→ **Exercise instructions**: Go through the listing beneath this task and return every line that carries the string "text".

(Records excerpted from a collection)
━━━━━━━━━━━━━━━━━━━━━━━━━━━━━━
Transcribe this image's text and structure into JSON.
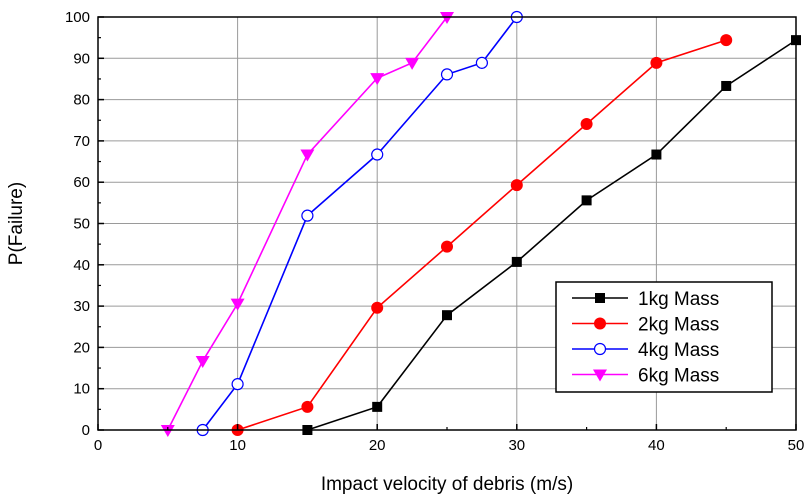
{
  "chart_data": {
    "type": "line",
    "xlabel": "Impact velocity of debris (m/s)",
    "ylabel": "P(Failure)",
    "xlim": [
      0,
      50
    ],
    "ylim": [
      0,
      100
    ],
    "x_ticks": [
      0,
      10,
      20,
      30,
      40,
      50
    ],
    "y_ticks": [
      0,
      10,
      20,
      30,
      40,
      50,
      60,
      70,
      80,
      90,
      100
    ],
    "grid": true,
    "legend_position": "lower-right",
    "series": [
      {
        "name": "1kg Mass",
        "color": "#000000",
        "marker": "square-filled",
        "x": [
          15,
          20,
          25,
          30,
          35,
          40,
          45,
          50
        ],
        "y": [
          0,
          5.6,
          27.8,
          40.7,
          55.6,
          66.7,
          83.3,
          94.4
        ]
      },
      {
        "name": "2kg Mass",
        "color": "#ff0000",
        "marker": "circle-filled",
        "x": [
          10,
          15,
          20,
          25,
          30,
          35,
          40,
          45
        ],
        "y": [
          0,
          5.6,
          29.6,
          44.4,
          59.3,
          74.1,
          88.9,
          94.4
        ]
      },
      {
        "name": "4kg Mass",
        "color": "#0000ff",
        "marker": "circle-open",
        "x": [
          7.5,
          10,
          15,
          20,
          25,
          27.5,
          30
        ],
        "y": [
          0,
          11.1,
          51.9,
          66.7,
          86.1,
          88.9,
          100
        ]
      },
      {
        "name": "6kg Mass",
        "color": "#ff00ff",
        "marker": "triangle-down-filled",
        "x": [
          5,
          7.5,
          10,
          15,
          20,
          22.5,
          25
        ],
        "y": [
          0,
          16.7,
          30.6,
          66.7,
          85.2,
          88.9,
          100
        ]
      }
    ]
  }
}
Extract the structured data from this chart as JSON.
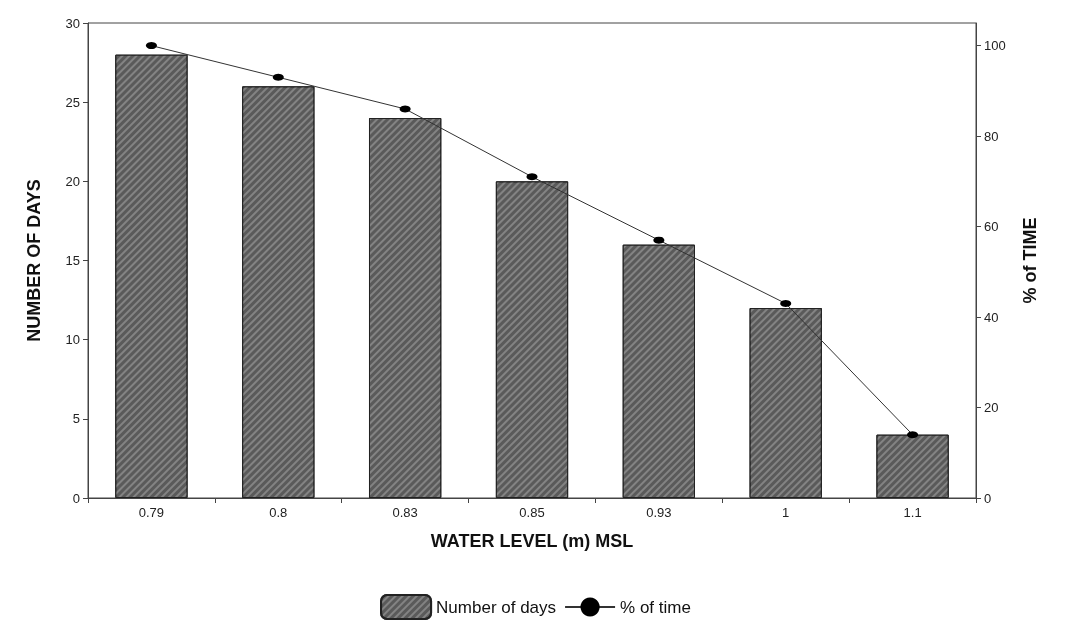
{
  "chart_data": {
    "type": "bar",
    "xlabel": "WATER LEVEL (m) MSL",
    "ylabel": "NUMBER OF DAYS",
    "y2label": "% of TIME",
    "categories": [
      "0.79",
      "0.8",
      "0.83",
      "0.85",
      "0.93",
      "1",
      "1.1"
    ],
    "series": [
      {
        "name": "Number of days",
        "color": "#5a5a5a",
        "values": [
          28,
          26,
          24,
          20,
          16,
          12,
          4
        ]
      },
      {
        "name": "% of time",
        "type": "line",
        "axis": "y2",
        "color": "#333333",
        "marker": "circle",
        "line_style": "solid",
        "values": [
          100,
          93,
          86,
          71,
          57,
          43,
          14
        ]
      }
    ],
    "ylim": [
      0,
      30
    ],
    "yticks": [
      0,
      5,
      10,
      15,
      20,
      25,
      30
    ],
    "y2lim": [
      0,
      105
    ],
    "y2ticks": [
      0,
      20,
      40,
      60,
      80,
      100
    ],
    "grid": false,
    "legend": "bottom"
  }
}
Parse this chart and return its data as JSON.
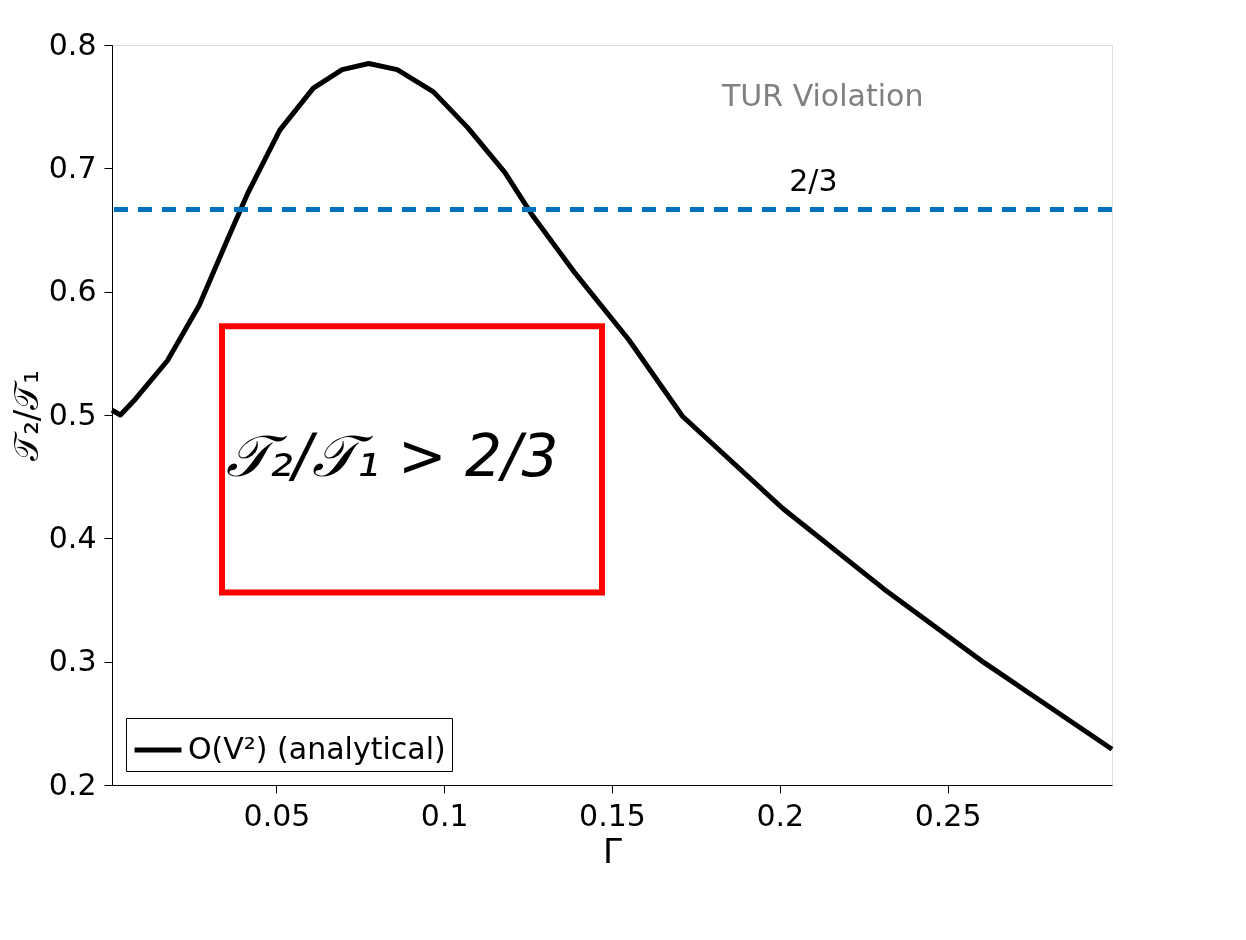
{
  "chart_data": {
    "type": "line",
    "xlabel": "Γ",
    "ylabel": "𝒯₂/𝒯₁",
    "x": [
      0.001,
      0.0035,
      0.008,
      0.0175,
      0.027,
      0.036,
      0.0415,
      0.051,
      0.061,
      0.0696,
      0.0775,
      0.086,
      0.0968,
      0.107,
      0.118,
      0.126,
      0.139,
      0.155,
      0.171,
      0.201,
      0.231,
      0.261,
      0.299
    ],
    "series": [
      {
        "name": "O(V²) (analytical)",
        "color": "#000000",
        "values": [
          0.504,
          0.5,
          0.513,
          0.544,
          0.589,
          0.646,
          0.68,
          0.731,
          0.765,
          0.78,
          0.785,
          0.78,
          0.762,
          0.733,
          0.697,
          0.663,
          0.615,
          0.561,
          0.499,
          0.424,
          0.359,
          0.299,
          0.229
        ]
      }
    ],
    "xlim": [
      0.001,
      0.299
    ],
    "ylim": [
      0.2,
      0.8
    ],
    "xticks": [
      0.05,
      0.1,
      0.15,
      0.2,
      0.25
    ],
    "yticks": [
      0.2,
      0.3,
      0.4,
      0.5,
      0.6,
      0.7,
      0.8
    ],
    "ref_lines": [
      {
        "axis": "y",
        "value": 0.666667,
        "color": "#0072bd",
        "line_style": "dashed"
      }
    ],
    "annotations": [
      "TUR Violation",
      "𝒯₂/𝒯₁ > 2/3",
      {
        "text": "2/3",
        "x": 0.21,
        "y": 0.666667
      }
    ],
    "legend": "bottom left",
    "grid": false,
    "marker": "none",
    "line_style": "solid"
  }
}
━━━━━━━━━━━━━━━━━━━━━━━━━━━━━━
→ **Task response**:
Transcribe this image's text and structure into JSON.
        "text": "2/3",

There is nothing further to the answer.